> _Supplied data_:

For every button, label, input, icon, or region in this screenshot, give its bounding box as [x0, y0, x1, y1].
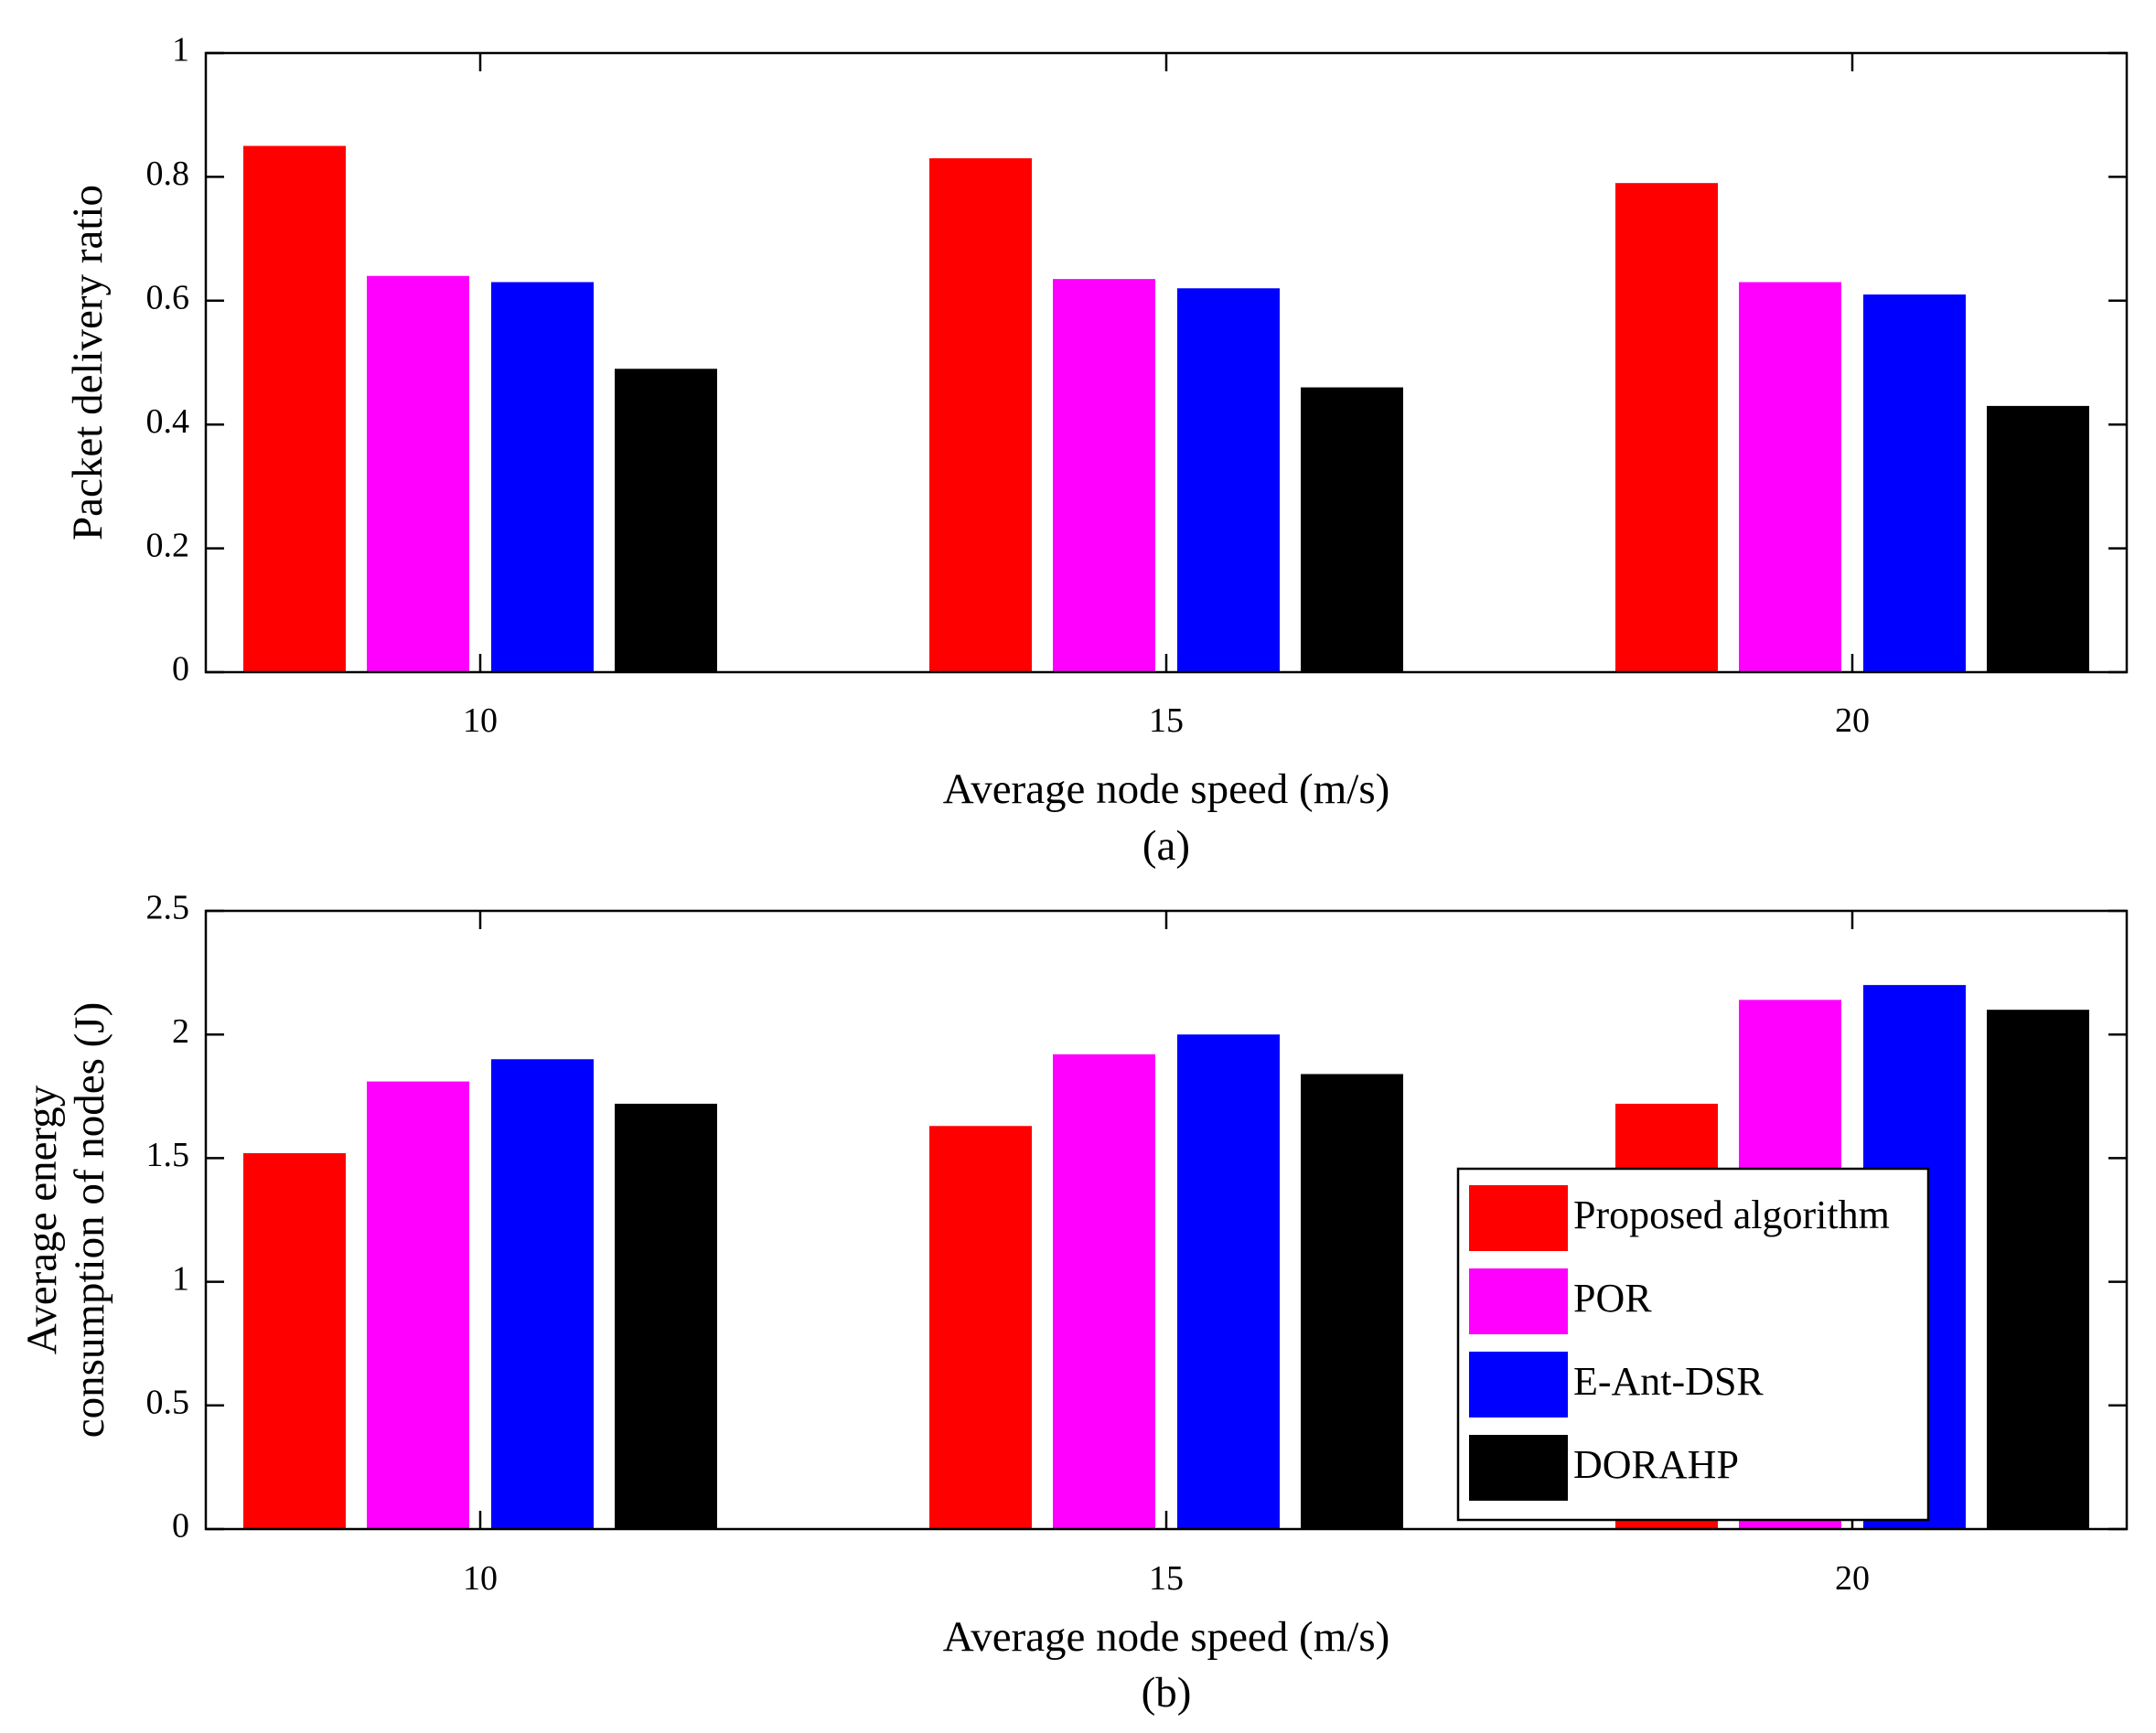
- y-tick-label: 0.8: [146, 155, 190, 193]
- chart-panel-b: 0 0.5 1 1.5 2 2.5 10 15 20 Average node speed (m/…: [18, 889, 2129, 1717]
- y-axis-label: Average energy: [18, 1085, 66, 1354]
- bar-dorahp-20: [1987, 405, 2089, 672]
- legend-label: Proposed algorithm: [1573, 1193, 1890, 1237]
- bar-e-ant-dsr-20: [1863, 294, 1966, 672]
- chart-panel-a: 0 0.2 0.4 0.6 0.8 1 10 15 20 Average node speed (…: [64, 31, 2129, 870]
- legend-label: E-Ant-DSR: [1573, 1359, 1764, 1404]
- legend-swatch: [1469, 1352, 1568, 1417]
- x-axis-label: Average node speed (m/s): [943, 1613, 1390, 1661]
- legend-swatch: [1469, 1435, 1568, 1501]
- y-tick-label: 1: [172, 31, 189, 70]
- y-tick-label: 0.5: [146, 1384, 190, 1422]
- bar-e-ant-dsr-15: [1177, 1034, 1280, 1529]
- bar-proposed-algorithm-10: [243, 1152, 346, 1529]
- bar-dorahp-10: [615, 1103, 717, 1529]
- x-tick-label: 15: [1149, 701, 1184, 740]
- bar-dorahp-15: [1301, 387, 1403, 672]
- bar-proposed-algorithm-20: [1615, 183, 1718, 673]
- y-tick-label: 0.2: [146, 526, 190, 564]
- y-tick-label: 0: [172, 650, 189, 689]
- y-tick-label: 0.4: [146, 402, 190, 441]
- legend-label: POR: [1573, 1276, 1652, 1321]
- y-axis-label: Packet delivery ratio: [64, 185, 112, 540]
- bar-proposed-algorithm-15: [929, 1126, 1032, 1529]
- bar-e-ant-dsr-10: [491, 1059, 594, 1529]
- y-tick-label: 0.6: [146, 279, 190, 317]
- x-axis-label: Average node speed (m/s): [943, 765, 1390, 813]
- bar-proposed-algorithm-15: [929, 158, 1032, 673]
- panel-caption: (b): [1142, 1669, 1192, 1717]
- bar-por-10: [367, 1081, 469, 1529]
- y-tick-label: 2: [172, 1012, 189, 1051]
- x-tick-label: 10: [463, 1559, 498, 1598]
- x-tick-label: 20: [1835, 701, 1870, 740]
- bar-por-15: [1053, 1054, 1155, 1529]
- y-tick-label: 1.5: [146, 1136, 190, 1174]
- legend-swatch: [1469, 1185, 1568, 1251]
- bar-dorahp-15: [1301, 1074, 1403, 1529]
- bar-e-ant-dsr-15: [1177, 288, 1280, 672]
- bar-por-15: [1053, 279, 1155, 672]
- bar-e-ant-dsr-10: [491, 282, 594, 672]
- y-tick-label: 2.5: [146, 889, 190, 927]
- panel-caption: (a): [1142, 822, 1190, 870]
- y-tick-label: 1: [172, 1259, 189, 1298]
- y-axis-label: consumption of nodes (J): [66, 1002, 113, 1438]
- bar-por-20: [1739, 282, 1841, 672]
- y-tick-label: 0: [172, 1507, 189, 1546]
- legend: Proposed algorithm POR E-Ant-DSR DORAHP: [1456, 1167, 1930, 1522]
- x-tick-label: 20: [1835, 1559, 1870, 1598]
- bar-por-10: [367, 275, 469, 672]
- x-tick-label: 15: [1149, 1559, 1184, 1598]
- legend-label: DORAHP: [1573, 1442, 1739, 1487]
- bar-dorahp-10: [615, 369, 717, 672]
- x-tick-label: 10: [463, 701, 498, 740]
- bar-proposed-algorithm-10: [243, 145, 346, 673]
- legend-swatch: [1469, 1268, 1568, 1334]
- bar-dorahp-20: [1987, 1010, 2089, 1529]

...

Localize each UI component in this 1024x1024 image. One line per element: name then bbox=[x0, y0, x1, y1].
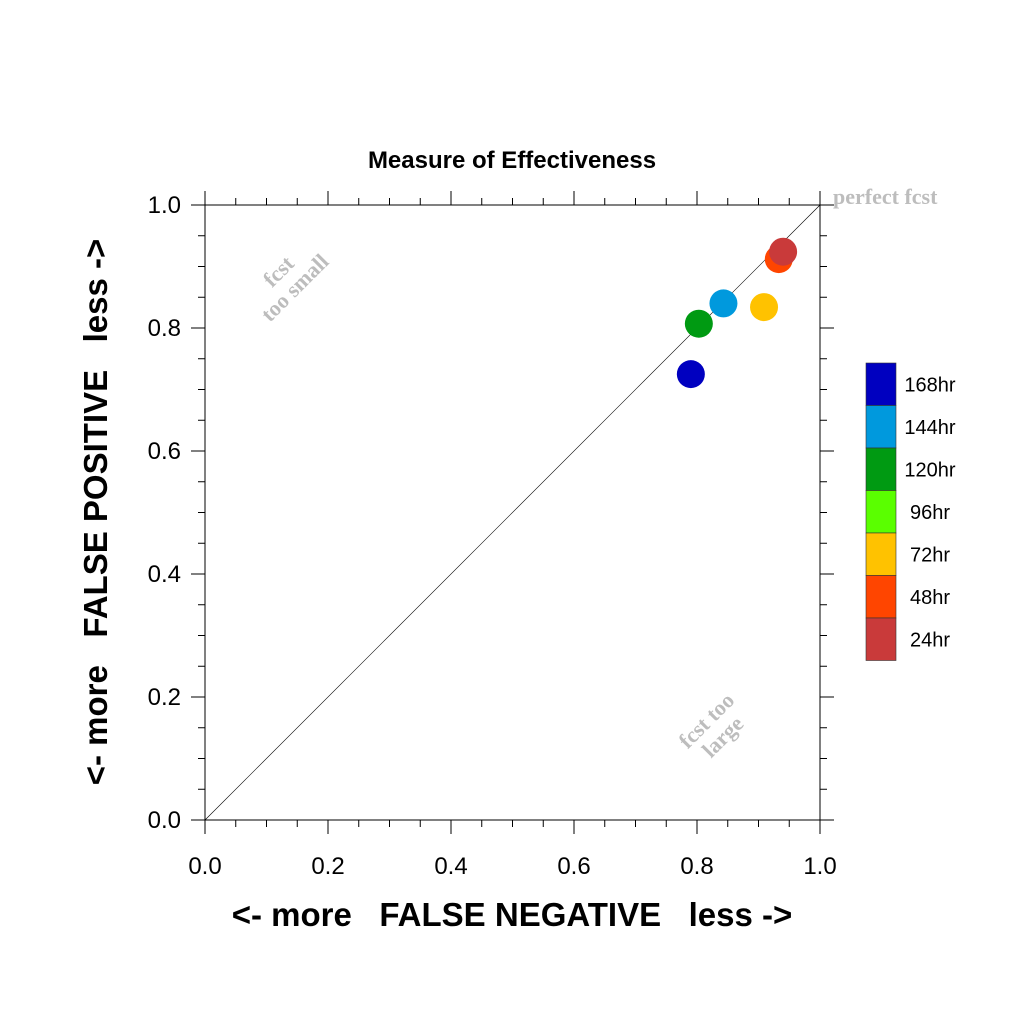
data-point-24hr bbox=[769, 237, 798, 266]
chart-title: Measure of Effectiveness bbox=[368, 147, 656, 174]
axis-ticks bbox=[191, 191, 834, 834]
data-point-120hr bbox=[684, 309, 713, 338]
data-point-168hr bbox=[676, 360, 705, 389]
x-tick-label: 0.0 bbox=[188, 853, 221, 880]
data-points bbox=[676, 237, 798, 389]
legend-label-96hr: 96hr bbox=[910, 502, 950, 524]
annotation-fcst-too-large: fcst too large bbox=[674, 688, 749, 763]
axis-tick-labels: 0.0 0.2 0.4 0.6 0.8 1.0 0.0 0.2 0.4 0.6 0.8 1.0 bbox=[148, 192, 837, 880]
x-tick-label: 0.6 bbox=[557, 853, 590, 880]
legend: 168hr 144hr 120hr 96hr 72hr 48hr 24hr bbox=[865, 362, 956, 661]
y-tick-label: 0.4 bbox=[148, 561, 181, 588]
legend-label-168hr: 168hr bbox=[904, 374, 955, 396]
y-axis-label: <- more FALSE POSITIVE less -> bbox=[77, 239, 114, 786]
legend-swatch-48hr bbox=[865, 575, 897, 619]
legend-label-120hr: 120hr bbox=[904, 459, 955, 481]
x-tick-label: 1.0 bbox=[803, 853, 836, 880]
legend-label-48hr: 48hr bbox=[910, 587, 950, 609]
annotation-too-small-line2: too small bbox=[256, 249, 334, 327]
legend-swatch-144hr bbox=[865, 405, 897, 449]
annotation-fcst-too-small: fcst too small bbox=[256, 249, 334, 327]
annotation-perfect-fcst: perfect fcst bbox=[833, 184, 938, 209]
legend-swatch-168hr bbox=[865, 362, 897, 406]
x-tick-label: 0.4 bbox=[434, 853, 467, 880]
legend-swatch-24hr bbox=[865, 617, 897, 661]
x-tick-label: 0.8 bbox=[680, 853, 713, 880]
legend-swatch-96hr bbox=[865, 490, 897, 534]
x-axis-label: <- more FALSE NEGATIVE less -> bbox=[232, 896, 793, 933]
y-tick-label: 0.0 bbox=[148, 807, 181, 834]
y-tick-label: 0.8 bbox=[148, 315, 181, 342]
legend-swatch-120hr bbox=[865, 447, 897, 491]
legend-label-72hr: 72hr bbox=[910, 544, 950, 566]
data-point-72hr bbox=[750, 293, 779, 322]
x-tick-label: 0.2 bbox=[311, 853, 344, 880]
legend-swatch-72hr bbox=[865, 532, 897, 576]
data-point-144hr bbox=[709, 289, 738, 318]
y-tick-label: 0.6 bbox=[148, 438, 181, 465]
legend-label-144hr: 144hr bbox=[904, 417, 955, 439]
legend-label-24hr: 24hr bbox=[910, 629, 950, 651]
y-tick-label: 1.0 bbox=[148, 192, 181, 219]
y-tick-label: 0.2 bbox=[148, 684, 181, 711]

> _Written problem_:
Arrange the record lines as a Markdown table with the columns Row and Entry. Begin at the line that contains "data-point-24hr bbox=[769, 237, 798, 266]" and stop after the line that contains "y-tick-label: 0.2 bbox=[148, 684, 181, 711]". Number each line and leave out blank lines.

> _Solution to the exercise_:
| Row | Entry |
|---|---|
| 1 | data-point-24hr bbox=[769, 237, 798, 266] |
| 2 | chart-title: Measure of Effectiveness bbox=[368, 147, 656, 174] |
| 3 | axis-ticks bbox=[191, 191, 834, 834] |
| 4 | data-point-120hr bbox=[684, 309, 713, 338] |
| 5 | data-point-168hr bbox=[676, 360, 705, 389] |
| 6 | x-tick-label: 0.0 bbox=[188, 853, 221, 880] |
| 7 | data-points bbox=[676, 237, 798, 389] |
| 8 | legend-label-96hr: 96hr bbox=[910, 502, 950, 524] |
| 9 | annotation-fcst-too-large: fcst too large bbox=[674, 688, 749, 763] |
| 10 | axis-tick-labels: 0.0 0.2 0.4 0.6 0.8 1.0 0.0 0.2 0.4 0.6 0.8 1.0 bbox=[148, 192, 837, 880] |
| 11 | x-tick-label: 0.6 bbox=[557, 853, 590, 880] |
| 12 | legend: 168hr 144hr 120hr 96hr 72hr 48hr 24hr bbox=[865, 362, 956, 661] |
| 13 | y-tick-label: 0.4 bbox=[148, 561, 181, 588] |
| 14 | legend-label-168hr: 168hr bbox=[904, 374, 955, 396] |
| 15 | y-axis-label: <- more FALSE POSITIVE less -> bbox=[77, 239, 114, 786] |
| 16 | legend-swatch-48hr bbox=[865, 575, 897, 619] |
| 17 | legend-label-120hr: 120hr bbox=[904, 459, 955, 481] |
| 18 | x-tick-label: 1.0 bbox=[803, 853, 836, 880] |
| 19 | legend-label-48hr: 48hr bbox=[910, 587, 950, 609] |
| 20 | annotation-too-small-line2: too small bbox=[256, 249, 334, 327] |
| 21 | legend-swatch-144hr bbox=[865, 405, 897, 449] |
| 22 | annotation-fcst-too-small: fcst too small bbox=[256, 249, 334, 327] |
| 23 | annotation-perfect-fcst: perfect fcst bbox=[833, 184, 938, 209] |
| 24 | legend-swatch-168hr bbox=[865, 362, 897, 406] |
| 25 | x-tick-label: 0.4 bbox=[434, 853, 467, 880] |
| 26 | legend-swatch-24hr bbox=[865, 617, 897, 661] |
| 27 | x-tick-label: 0.8 bbox=[680, 853, 713, 880] |
| 28 | legend-swatch-96hr bbox=[865, 490, 897, 534] |
| 29 | x-axis-label: <- more FALSE NEGATIVE less -> bbox=[232, 896, 793, 933] |
| 30 | y-tick-label: 0.0 bbox=[148, 807, 181, 834] |
| 31 | y-tick-label: 0.8 bbox=[148, 315, 181, 342] |
| 32 | legend-swatch-120hr bbox=[865, 447, 897, 491] |
| 33 | legend-label-72hr: 72hr bbox=[910, 544, 950, 566] |
| 34 | data-point-72hr bbox=[750, 293, 779, 322] |
| 35 | x-tick-label: 0.2 bbox=[311, 853, 344, 880] |
| 36 | legend-swatch-72hr bbox=[865, 532, 897, 576] |
| 37 | data-point-144hr bbox=[709, 289, 738, 318] |
| 38 | y-tick-label: 0.6 bbox=[148, 438, 181, 465] |
| 39 | legend-label-144hr: 144hr bbox=[904, 417, 955, 439] |
| 40 | legend-label-24hr: 24hr bbox=[910, 629, 950, 651] |
| 41 | y-tick-label: 1.0 bbox=[148, 192, 181, 219] |
| 42 | y-tick-label: 0.2 bbox=[148, 684, 181, 711] |